• **Material shown**:
◇ ◇ ◇ ◇
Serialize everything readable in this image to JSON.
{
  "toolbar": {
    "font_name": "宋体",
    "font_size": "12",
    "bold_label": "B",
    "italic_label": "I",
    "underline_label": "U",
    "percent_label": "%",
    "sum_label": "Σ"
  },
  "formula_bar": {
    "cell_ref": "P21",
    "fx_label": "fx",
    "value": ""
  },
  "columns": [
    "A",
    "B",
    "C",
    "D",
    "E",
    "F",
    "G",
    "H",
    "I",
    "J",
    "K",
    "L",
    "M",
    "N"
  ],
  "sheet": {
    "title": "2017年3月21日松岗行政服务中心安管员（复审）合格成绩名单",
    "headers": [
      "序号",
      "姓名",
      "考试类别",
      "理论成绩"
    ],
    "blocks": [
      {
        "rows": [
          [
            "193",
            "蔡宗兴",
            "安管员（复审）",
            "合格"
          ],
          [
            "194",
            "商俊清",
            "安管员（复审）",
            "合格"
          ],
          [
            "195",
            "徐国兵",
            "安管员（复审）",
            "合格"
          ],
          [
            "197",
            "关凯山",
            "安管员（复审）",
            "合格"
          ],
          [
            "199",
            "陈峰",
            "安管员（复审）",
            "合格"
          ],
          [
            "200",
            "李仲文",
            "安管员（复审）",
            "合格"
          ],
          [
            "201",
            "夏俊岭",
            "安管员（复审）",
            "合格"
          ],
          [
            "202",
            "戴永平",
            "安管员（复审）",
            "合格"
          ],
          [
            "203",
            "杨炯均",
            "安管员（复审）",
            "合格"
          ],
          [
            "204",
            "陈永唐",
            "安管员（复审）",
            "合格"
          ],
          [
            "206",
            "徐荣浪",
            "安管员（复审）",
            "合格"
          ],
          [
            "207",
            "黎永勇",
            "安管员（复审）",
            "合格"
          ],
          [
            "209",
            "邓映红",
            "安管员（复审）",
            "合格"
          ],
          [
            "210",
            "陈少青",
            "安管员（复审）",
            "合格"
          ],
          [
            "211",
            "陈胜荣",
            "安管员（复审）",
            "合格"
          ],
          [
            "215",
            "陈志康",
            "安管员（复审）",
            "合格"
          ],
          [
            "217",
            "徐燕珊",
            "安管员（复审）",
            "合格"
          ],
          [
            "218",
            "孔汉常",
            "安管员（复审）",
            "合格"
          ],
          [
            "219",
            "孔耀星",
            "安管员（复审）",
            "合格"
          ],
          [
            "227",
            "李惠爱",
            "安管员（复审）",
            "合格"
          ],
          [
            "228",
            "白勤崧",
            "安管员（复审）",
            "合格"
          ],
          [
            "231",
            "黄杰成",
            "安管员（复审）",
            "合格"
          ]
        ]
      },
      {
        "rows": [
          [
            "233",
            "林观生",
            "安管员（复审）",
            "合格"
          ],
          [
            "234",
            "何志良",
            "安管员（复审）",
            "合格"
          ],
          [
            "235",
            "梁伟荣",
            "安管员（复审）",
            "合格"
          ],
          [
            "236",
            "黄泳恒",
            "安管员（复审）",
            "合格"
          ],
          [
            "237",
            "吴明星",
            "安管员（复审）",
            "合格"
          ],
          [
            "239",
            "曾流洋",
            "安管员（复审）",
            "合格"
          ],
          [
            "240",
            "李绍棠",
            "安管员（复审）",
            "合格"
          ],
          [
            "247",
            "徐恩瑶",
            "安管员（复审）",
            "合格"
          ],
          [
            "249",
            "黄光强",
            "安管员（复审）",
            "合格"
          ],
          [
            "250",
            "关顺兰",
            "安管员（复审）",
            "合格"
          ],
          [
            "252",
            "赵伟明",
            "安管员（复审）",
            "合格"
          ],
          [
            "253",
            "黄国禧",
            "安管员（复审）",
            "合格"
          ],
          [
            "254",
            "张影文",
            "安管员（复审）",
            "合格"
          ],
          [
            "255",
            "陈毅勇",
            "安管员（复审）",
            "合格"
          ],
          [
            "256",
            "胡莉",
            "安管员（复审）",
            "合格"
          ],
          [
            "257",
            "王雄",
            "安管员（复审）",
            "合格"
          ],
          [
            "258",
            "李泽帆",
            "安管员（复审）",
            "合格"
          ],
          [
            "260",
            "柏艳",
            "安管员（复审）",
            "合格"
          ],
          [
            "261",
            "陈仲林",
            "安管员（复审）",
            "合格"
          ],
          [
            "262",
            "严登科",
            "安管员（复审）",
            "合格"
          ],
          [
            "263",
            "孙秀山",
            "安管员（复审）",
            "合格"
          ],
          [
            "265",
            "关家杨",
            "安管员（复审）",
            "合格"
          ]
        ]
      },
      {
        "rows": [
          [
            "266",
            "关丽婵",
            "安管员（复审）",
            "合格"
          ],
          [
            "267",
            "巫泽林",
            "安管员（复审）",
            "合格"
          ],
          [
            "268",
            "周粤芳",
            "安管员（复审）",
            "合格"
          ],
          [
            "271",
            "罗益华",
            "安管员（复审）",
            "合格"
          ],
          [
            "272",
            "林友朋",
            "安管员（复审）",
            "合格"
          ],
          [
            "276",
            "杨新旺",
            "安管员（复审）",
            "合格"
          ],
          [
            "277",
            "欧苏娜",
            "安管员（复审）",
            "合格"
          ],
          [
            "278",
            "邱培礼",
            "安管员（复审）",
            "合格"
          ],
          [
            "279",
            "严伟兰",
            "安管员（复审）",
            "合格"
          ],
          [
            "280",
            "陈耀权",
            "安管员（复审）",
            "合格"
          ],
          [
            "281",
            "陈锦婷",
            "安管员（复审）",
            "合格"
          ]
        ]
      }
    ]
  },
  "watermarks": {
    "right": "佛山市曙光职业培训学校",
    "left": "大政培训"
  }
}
◇ ◇ ◇ ◇
• **Goal**:
Word for word, extract all the records.

• **Output of the task**:
Serialize everything readable in this image to JSON.
{
  "toolbar": {
    "font_name": "宋体",
    "font_size": "12",
    "bold_label": "B",
    "italic_label": "I",
    "underline_label": "U",
    "percent_label": "%",
    "sum_label": "Σ"
  },
  "formula_bar": {
    "cell_ref": "P21",
    "fx_label": "fx",
    "value": ""
  },
  "columns": [
    "A",
    "B",
    "C",
    "D",
    "E",
    "F",
    "G",
    "H",
    "I",
    "J",
    "K",
    "L",
    "M",
    "N"
  ],
  "sheet": {
    "title": "2017年3月21日松岗行政服务中心安管员（复审）合格成绩名单",
    "headers": [
      "序号",
      "姓名",
      "考试类别",
      "理论成绩"
    ],
    "blocks": [
      {
        "rows": [
          [
            "193",
            "蔡宗兴",
            "安管员（复审）",
            "合格"
          ],
          [
            "194",
            "商俊清",
            "安管员（复审）",
            "合格"
          ],
          [
            "195",
            "徐国兵",
            "安管员（复审）",
            "合格"
          ],
          [
            "197",
            "关凯山",
            "安管员（复审）",
            "合格"
          ],
          [
            "199",
            "陈峰",
            "安管员（复审）",
            "合格"
          ],
          [
            "200",
            "李仲文",
            "安管员（复审）",
            "合格"
          ],
          [
            "201",
            "夏俊岭",
            "安管员（复审）",
            "合格"
          ],
          [
            "202",
            "戴永平",
            "安管员（复审）",
            "合格"
          ],
          [
            "203",
            "杨炯均",
            "安管员（复审）",
            "合格"
          ],
          [
            "204",
            "陈永唐",
            "安管员（复审）",
            "合格"
          ],
          [
            "206",
            "徐荣浪",
            "安管员（复审）",
            "合格"
          ],
          [
            "207",
            "黎永勇",
            "安管员（复审）",
            "合格"
          ],
          [
            "209",
            "邓映红",
            "安管员（复审）",
            "合格"
          ],
          [
            "210",
            "陈少青",
            "安管员（复审）",
            "合格"
          ],
          [
            "211",
            "陈胜荣",
            "安管员（复审）",
            "合格"
          ],
          [
            "215",
            "陈志康",
            "安管员（复审）",
            "合格"
          ],
          [
            "217",
            "徐燕珊",
            "安管员（复审）",
            "合格"
          ],
          [
            "218",
            "孔汉常",
            "安管员（复审）",
            "合格"
          ],
          [
            "219",
            "孔耀星",
            "安管员（复审）",
            "合格"
          ],
          [
            "227",
            "李惠爱",
            "安管员（复审）",
            "合格"
          ],
          [
            "228",
            "白勤崧",
            "安管员（复审）",
            "合格"
          ],
          [
            "231",
            "黄杰成",
            "安管员（复审）",
            "合格"
          ]
        ]
      },
      {
        "rows": [
          [
            "233",
            "林观生",
            "安管员（复审）",
            "合格"
          ],
          [
            "234",
            "何志良",
            "安管员（复审）",
            "合格"
          ],
          [
            "235",
            "梁伟荣",
            "安管员（复审）",
            "合格"
          ],
          [
            "236",
            "黄泳恒",
            "安管员（复审）",
            "合格"
          ],
          [
            "237",
            "吴明星",
            "安管员（复审）",
            "合格"
          ],
          [
            "239",
            "曾流洋",
            "安管员（复审）",
            "合格"
          ],
          [
            "240",
            "李绍棠",
            "安管员（复审）",
            "合格"
          ],
          [
            "247",
            "徐恩瑶",
            "安管员（复审）",
            "合格"
          ],
          [
            "249",
            "黄光强",
            "安管员（复审）",
            "合格"
          ],
          [
            "250",
            "关顺兰",
            "安管员（复审）",
            "合格"
          ],
          [
            "252",
            "赵伟明",
            "安管员（复审）",
            "合格"
          ],
          [
            "253",
            "黄国禧",
            "安管员（复审）",
            "合格"
          ],
          [
            "254",
            "张影文",
            "安管员（复审）",
            "合格"
          ],
          [
            "255",
            "陈毅勇",
            "安管员（复审）",
            "合格"
          ],
          [
            "256",
            "胡莉",
            "安管员（复审）",
            "合格"
          ],
          [
            "257",
            "王雄",
            "安管员（复审）",
            "合格"
          ],
          [
            "258",
            "李泽帆",
            "安管员（复审）",
            "合格"
          ],
          [
            "260",
            "柏艳",
            "安管员（复审）",
            "合格"
          ],
          [
            "261",
            "陈仲林",
            "安管员（复审）",
            "合格"
          ],
          [
            "262",
            "严登科",
            "安管员（复审）",
            "合格"
          ],
          [
            "263",
            "孙秀山",
            "安管员（复审）",
            "合格"
          ],
          [
            "265",
            "关家杨",
            "安管员（复审）",
            "合格"
          ]
        ]
      },
      {
        "rows": [
          [
            "266",
            "关丽婵",
            "安管员（复审）",
            "合格"
          ],
          [
            "267",
            "巫泽林",
            "安管员（复审）",
            "合格"
          ],
          [
            "268",
            "周粤芳",
            "安管员（复审）",
            "合格"
          ],
          [
            "271",
            "罗益华",
            "安管员（复审）",
            "合格"
          ],
          [
            "272",
            "林友朋",
            "安管员（复审）",
            "合格"
          ],
          [
            "276",
            "杨新旺",
            "安管员（复审）",
            "合格"
          ],
          [
            "277",
            "欧苏娜",
            "安管员（复审）",
            "合格"
          ],
          [
            "278",
            "邱培礼",
            "安管员（复审）",
            "合格"
          ],
          [
            "279",
            "严伟兰",
            "安管员（复审）",
            "合格"
          ],
          [
            "280",
            "陈耀权",
            "安管员（复审）",
            "合格"
          ],
          [
            "281",
            "陈锦婷",
            "安管员（复审）",
            "合格"
          ]
        ]
      }
    ]
  },
  "watermarks": {
    "right": "佛山市曙光职业培训学校",
    "left": "大政培训"
  }
}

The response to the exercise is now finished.